* **Instruction**: Count every line that has the word "anual" in it; give no more than the number.

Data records
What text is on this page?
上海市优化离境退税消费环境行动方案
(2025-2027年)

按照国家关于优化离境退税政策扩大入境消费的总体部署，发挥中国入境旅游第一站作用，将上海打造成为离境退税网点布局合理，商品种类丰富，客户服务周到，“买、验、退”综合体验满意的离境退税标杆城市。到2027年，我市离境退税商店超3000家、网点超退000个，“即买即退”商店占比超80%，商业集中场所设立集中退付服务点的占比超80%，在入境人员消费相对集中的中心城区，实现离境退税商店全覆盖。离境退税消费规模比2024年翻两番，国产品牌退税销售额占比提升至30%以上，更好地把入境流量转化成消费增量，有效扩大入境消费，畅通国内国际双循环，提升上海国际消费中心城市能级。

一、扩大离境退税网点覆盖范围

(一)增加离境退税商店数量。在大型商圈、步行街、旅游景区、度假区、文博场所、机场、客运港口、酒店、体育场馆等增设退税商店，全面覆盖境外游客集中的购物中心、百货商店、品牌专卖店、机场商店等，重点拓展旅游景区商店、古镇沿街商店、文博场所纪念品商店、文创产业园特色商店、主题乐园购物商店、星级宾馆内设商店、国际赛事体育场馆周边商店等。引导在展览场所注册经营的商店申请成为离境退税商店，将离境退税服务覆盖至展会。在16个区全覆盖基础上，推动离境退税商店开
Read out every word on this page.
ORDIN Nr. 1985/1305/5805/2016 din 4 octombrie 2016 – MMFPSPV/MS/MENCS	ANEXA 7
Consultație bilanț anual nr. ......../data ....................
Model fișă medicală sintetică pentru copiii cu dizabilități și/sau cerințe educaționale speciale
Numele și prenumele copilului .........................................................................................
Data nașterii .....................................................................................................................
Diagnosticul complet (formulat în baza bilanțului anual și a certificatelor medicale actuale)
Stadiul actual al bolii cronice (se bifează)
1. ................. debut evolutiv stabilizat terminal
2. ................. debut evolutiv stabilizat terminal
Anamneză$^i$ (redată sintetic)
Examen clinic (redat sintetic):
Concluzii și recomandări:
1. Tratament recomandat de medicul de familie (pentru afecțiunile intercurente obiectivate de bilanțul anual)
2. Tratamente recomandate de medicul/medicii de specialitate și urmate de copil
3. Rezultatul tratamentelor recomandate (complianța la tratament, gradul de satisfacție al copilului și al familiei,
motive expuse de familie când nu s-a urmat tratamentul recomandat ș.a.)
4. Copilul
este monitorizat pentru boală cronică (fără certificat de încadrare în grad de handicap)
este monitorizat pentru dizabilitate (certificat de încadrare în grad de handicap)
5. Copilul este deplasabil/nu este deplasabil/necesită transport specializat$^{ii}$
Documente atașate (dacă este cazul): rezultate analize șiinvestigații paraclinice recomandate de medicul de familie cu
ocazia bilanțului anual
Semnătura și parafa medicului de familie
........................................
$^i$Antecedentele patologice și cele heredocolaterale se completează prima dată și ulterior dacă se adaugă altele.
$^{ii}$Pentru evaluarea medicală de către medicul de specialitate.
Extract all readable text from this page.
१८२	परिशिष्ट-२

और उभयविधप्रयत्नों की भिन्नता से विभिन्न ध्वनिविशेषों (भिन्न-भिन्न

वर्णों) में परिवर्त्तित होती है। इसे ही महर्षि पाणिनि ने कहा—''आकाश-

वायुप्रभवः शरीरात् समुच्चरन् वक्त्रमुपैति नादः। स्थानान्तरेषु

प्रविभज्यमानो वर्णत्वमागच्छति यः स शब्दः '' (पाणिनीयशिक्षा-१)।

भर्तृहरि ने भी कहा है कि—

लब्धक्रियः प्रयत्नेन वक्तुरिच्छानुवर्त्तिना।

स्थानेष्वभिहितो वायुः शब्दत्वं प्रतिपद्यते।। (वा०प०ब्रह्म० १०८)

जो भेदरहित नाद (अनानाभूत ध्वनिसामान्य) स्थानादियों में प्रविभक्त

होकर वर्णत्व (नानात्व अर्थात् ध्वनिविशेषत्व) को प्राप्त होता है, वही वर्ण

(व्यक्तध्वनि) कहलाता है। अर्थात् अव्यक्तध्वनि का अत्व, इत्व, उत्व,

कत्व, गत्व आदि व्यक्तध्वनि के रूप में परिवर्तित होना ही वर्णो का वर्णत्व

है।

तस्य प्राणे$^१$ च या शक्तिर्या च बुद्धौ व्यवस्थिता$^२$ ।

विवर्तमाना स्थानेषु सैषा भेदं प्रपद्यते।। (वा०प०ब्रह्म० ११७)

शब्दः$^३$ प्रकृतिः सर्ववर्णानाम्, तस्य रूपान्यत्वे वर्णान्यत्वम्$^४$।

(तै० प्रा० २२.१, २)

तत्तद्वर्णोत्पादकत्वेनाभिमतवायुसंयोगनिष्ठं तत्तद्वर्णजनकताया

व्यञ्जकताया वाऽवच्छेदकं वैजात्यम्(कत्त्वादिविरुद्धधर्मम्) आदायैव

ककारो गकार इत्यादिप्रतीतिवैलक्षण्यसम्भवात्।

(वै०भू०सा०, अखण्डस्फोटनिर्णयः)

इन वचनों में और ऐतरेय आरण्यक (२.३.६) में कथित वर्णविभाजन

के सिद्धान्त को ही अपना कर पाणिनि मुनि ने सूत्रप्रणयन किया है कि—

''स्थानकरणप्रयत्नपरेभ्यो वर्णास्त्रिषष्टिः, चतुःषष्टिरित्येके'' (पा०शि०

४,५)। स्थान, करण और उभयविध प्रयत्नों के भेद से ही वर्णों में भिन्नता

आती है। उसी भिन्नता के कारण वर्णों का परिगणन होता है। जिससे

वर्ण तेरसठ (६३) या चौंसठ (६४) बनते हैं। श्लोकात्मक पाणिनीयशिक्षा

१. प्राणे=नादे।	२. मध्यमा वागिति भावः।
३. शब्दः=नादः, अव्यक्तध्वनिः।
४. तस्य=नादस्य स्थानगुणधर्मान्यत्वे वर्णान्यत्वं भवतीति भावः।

* **Solution below**: 4